◆ **Your task**
Do any lines in the data below contain "trật"? If so, copy every one of them.
********
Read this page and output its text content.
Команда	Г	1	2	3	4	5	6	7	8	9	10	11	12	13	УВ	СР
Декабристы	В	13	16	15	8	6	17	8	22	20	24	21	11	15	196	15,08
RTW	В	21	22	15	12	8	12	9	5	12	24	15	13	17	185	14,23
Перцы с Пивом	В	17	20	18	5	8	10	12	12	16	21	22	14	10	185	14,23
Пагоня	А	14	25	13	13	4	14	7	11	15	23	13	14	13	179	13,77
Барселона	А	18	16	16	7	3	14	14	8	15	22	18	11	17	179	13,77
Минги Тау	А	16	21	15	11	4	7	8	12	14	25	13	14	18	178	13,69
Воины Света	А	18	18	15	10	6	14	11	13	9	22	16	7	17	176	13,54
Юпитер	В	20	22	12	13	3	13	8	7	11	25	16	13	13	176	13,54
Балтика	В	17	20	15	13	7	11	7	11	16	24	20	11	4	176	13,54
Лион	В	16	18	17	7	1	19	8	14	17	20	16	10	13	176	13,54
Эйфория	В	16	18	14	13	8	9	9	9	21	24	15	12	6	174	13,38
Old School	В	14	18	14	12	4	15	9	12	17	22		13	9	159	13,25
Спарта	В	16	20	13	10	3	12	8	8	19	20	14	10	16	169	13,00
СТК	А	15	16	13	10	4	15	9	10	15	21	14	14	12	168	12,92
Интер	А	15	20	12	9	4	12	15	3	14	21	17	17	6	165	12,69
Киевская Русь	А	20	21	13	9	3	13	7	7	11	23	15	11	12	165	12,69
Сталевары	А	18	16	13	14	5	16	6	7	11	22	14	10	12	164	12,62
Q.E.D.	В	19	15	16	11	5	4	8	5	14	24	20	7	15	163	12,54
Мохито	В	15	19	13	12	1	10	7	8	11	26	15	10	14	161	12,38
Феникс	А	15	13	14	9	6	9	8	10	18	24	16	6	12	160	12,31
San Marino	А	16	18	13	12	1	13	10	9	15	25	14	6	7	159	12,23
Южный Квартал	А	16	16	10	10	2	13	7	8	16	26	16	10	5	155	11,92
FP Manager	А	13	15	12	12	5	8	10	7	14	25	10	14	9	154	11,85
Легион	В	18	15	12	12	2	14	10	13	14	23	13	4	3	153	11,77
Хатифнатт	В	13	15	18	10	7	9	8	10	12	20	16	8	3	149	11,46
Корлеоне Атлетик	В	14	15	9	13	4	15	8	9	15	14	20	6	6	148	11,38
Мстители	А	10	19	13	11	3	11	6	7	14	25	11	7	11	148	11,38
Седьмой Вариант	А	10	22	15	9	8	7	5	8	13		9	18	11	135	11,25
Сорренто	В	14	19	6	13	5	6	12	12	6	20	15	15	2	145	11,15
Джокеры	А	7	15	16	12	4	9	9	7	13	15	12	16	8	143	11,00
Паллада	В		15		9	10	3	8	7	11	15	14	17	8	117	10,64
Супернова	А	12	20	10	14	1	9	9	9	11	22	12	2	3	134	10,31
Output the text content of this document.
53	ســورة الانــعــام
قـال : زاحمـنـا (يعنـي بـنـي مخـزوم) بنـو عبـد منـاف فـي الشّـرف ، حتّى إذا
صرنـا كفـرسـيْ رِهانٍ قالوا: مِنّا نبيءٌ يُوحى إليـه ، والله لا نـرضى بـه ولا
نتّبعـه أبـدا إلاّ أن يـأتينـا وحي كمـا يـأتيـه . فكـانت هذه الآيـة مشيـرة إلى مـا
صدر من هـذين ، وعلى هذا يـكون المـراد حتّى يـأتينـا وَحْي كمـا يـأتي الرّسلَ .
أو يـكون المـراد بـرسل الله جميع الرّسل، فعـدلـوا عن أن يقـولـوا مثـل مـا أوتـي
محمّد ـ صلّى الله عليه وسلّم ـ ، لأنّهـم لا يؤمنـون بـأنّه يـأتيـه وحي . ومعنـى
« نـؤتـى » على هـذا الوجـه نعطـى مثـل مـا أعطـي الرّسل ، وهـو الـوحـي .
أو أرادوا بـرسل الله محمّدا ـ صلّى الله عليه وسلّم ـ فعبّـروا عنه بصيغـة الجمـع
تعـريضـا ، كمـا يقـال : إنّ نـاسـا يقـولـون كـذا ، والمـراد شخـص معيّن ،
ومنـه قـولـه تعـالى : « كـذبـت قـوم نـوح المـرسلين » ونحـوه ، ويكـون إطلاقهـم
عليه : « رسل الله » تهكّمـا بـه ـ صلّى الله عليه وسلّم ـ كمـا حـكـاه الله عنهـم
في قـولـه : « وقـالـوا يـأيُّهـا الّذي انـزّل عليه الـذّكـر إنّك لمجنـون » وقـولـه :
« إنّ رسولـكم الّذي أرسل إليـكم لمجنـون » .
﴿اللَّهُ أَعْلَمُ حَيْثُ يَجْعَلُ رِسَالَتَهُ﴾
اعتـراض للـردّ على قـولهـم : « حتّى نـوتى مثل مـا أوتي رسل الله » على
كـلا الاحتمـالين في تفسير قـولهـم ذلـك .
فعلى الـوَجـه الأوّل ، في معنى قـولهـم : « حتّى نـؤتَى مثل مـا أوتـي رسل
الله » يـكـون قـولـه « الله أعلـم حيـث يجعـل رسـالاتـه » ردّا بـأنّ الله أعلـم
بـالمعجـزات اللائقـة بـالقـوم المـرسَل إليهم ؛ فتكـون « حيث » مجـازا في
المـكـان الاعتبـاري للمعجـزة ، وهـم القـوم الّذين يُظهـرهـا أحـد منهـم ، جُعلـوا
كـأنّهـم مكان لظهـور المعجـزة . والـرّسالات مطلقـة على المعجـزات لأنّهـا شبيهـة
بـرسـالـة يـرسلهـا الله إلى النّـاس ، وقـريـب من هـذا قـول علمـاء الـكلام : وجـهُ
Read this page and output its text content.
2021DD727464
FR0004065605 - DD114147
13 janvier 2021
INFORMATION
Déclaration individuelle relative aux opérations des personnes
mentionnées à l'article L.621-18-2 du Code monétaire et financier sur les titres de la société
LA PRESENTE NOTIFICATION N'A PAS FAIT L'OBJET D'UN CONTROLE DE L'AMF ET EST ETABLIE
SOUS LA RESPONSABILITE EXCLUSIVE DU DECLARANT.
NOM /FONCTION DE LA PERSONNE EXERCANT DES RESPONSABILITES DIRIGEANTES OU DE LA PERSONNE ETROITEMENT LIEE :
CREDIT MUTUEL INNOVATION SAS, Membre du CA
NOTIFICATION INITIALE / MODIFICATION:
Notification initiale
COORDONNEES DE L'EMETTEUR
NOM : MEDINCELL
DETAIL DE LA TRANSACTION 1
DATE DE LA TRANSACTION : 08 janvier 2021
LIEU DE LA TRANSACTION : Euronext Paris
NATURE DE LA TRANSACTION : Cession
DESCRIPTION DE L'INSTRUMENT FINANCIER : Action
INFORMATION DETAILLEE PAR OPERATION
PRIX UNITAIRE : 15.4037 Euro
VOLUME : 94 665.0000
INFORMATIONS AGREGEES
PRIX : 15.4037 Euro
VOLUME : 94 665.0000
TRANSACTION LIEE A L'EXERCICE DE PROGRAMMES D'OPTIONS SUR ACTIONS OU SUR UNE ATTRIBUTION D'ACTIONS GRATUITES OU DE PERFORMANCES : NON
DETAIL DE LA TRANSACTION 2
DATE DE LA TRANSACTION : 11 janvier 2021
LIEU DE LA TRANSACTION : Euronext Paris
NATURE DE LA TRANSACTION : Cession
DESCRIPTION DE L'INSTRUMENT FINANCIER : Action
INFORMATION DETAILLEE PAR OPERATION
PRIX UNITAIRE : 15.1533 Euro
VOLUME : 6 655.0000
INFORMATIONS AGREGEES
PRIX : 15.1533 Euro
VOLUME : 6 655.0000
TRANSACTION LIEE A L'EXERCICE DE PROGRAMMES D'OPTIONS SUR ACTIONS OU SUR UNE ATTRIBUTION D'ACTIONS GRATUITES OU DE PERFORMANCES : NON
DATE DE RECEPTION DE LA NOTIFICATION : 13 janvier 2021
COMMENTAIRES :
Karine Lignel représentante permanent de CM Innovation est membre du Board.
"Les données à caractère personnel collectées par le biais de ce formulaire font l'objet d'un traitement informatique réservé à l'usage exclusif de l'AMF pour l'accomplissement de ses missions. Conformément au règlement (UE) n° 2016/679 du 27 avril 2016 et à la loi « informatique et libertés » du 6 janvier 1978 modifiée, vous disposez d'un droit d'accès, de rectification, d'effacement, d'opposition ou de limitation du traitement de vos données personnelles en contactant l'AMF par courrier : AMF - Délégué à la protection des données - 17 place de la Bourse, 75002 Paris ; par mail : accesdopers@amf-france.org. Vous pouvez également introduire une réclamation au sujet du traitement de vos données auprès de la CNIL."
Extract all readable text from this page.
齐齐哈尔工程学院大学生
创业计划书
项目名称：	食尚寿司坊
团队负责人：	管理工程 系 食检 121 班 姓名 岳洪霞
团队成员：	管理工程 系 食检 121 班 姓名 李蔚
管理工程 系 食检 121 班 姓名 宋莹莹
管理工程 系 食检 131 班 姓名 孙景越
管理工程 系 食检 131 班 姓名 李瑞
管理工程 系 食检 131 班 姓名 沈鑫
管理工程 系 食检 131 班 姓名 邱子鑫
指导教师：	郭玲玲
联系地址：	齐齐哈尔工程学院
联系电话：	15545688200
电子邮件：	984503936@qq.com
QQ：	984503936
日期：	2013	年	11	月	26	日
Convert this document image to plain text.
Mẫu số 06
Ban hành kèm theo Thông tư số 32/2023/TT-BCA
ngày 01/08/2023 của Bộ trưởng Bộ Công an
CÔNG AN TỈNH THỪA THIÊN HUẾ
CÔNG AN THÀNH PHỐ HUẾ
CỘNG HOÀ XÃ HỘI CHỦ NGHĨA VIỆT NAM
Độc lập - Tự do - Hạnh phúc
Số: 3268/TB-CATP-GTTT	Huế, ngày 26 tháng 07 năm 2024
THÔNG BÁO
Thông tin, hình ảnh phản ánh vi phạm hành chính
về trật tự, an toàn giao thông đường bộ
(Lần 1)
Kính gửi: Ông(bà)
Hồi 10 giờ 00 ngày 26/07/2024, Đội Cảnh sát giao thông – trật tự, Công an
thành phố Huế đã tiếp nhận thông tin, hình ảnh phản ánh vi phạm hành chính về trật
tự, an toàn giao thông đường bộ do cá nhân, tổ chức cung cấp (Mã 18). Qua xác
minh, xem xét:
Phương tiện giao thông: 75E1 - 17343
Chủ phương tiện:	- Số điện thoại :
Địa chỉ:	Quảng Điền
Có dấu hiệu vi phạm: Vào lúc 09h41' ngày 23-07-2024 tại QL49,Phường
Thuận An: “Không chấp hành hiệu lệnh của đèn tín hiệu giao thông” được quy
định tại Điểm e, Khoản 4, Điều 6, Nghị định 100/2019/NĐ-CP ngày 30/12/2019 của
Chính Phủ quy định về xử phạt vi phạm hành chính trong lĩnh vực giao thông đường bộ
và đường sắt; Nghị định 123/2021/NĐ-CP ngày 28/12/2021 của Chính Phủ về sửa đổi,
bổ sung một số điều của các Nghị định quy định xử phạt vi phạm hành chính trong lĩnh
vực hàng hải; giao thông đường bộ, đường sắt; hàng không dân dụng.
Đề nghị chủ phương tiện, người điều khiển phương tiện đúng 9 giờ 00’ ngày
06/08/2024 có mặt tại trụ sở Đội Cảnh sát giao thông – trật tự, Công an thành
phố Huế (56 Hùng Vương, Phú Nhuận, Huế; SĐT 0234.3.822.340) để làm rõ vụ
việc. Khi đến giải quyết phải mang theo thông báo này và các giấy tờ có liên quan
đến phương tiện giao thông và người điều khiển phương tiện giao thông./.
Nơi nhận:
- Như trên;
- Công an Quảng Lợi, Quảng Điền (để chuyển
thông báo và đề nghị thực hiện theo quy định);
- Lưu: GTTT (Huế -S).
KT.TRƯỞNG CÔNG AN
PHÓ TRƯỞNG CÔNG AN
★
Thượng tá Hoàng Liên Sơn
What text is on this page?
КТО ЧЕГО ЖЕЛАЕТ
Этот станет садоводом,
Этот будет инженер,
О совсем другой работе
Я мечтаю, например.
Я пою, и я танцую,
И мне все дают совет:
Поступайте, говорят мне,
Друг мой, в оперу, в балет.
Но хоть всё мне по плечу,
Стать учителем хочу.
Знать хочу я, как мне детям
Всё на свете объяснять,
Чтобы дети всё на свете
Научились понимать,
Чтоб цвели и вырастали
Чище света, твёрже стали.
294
********
◆ **Task response**
về trật tự, an toàn giao thông đường bộ
Hồi 10 giờ 00 ngày 26/07/2024, Đội Cảnh sát giao thông – trật tự, Công an
thành phố Huế đã tiếp nhận thông tin, hình ảnh phản ánh vi phạm hành chính về trật
06/08/2024 có mặt tại trụ sở Đội Cảnh sát giao thông – trật tự, Công an thành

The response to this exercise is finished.